Provide the records once more, identical to the original.

+---+

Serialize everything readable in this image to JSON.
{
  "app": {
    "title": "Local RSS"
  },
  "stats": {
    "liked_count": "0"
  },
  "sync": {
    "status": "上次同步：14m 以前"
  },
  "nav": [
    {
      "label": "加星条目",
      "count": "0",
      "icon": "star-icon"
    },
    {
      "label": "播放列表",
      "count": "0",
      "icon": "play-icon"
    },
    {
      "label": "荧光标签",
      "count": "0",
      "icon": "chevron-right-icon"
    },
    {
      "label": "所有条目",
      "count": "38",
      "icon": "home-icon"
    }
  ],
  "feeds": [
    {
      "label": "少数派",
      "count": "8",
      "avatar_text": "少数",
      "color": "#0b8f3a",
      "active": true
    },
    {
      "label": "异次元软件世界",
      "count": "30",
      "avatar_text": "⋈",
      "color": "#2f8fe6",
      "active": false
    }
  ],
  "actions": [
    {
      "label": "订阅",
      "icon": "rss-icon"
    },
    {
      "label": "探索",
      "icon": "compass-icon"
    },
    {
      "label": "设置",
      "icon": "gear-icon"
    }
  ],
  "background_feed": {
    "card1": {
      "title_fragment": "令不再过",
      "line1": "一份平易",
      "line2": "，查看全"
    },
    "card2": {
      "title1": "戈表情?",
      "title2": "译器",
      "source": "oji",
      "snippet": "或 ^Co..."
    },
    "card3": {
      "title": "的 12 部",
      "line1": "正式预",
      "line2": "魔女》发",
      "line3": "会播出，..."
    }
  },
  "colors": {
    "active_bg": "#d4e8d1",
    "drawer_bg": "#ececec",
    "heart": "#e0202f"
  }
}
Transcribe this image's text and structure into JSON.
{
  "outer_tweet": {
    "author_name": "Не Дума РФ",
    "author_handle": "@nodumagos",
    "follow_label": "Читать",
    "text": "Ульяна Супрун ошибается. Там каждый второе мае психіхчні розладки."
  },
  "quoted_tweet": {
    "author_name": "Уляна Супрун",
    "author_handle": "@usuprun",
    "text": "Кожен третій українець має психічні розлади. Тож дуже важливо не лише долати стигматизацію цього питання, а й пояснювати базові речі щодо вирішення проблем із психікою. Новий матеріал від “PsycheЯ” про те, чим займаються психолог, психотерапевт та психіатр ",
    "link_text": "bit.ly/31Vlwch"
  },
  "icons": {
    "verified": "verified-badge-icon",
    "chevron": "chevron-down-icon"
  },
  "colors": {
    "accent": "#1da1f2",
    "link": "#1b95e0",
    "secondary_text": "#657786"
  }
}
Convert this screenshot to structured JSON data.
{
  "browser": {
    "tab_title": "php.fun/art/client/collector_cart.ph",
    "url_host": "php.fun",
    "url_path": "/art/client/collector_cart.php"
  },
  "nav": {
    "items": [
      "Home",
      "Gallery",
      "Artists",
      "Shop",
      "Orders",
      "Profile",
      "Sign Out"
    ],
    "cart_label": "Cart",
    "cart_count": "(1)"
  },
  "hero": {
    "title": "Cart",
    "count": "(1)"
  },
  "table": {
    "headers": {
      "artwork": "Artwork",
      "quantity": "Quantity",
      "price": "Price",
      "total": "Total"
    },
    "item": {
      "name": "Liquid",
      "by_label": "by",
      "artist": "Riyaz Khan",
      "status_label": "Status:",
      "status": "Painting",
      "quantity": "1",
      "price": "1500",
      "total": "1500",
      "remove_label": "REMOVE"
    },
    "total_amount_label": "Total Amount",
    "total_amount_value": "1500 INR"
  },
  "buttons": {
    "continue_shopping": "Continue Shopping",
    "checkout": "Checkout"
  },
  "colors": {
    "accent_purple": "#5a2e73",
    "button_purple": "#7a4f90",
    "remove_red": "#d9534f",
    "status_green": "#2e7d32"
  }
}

+---+

■ Task answer
Serialize everything readable in this image to JSON.
{
  "app": {
    "title": "Local RSS"
  },
  "stats": {
    "liked_count": "0"
  },
  "sync": {
    "status": "上次同步：14m 以前"
  },
  "nav": [
    {
      "label": "加星条目",
      "count": "0",
      "icon": "star-icon"
    },
    {
      "label": "播放列表",
      "count": "0",
      "icon": "play-icon"
    },
    {
      "label": "荧光标签",
      "count": "0",
      "icon": "chevron-right-icon"
    },
    {
      "label": "所有条目",
      "count": "38",
      "icon": "home-icon"
    }
  ],
  "feeds": [
    {
      "label": "少数派",
      "count": "8",
      "avatar_text": "少数",
      "color": "#0b8f3a",
      "active": true
    },
    {
      "label": "异次元软件世界",
      "count": "30",
      "avatar_text": "⋈",
      "color": "#2f8fe6",
      "active": false
    }
  ],
  "actions": [
    {
      "label": "订阅",
      "icon": "rss-icon"
    },
    {
      "label": "探索",
      "icon": "compass-icon"
    },
    {
      "label": "设置",
      "icon": "gear-icon"
    }
  ],
  "background_feed": {
    "card1": {
      "title_fragment": "令不再过",
      "line1": "一份平易",
      "line2": "，查看全"
    },
    "card2": {
      "title1": "戈表情?",
      "title2": "译器",
      "source": "oji",
      "snippet": "或 ^Co..."
    },
    "card3": {
      "title": "的 12 部",
      "line1": "正式预",
      "line2": "魔女》发",
      "line3": "会播出，..."
    }
  },
  "colors": {
    "active_bg": "#d4e8d1",
    "drawer_bg": "#ececec",
    "heart": "#e0202f"
  }
}
Transcribe this image's text and structure into JSON.
{
  "outer_tweet": {
    "author_name": "Не Дума РФ",
    "author_handle": "@nodumagos",
    "follow_label": "Читать",
    "text": "Ульяна Супрун ошибается. Там каждый второе мае психіхчні розладки."
  },
  "quoted_tweet": {
    "author_name": "Уляна Супрун",
    "author_handle": "@usuprun",
    "text": "Кожен третій українець має психічні розлади. Тож дуже важливо не лише долати стигматизацію цього питання, а й пояснювати базові речі щодо вирішення проблем із психікою. Новий матеріал від “PsycheЯ” про те, чим займаються психолог, психотерапевт та психіатр ",
    "link_text": "bit.ly/31Vlwch"
  },
  "icons": {
    "verified": "verified-badge-icon",
    "chevron": "chevron-down-icon"
  },
  "colors": {
    "accent": "#1da1f2",
    "link": "#1b95e0",
    "secondary_text": "#657786"
  }
}
Convert this screenshot to structured JSON data.
{
  "browser": {
    "tab_title": "php.fun/art/client/collector_cart.ph",
    "url_host": "php.fun",
    "url_path": "/art/client/collector_cart.php"
  },
  "nav": {
    "items": [
      "Home",
      "Gallery",
      "Artists",
      "Shop",
      "Orders",
      "Profile",
      "Sign Out"
    ],
    "cart_label": "Cart",
    "cart_count": "(1)"
  },
  "hero": {
    "title": "Cart",
    "count": "(1)"
  },
  "table": {
    "headers": {
      "artwork": "Artwork",
      "quantity": "Quantity",
      "price": "Price",
      "total": "Total"
    },
    "item": {
      "name": "Liquid",
      "by_label": "by",
      "artist": "Riyaz Khan",
      "status_label": "Status:",
      "status": "Painting",
      "quantity": "1",
      "price": "1500",
      "total": "1500",
      "remove_label": "REMOVE"
    },
    "total_amount_label": "Total Amount",
    "total_amount_value": "1500 INR"
  },
  "buttons": {
    "continue_shopping": "Continue Shopping",
    "checkout": "Checkout"
  },
  "colors": {
    "accent_purple": "#5a2e73",
    "button_purple": "#7a4f90",
    "remove_red": "#d9534f",
    "status_green": "#2e7d32"
  }
}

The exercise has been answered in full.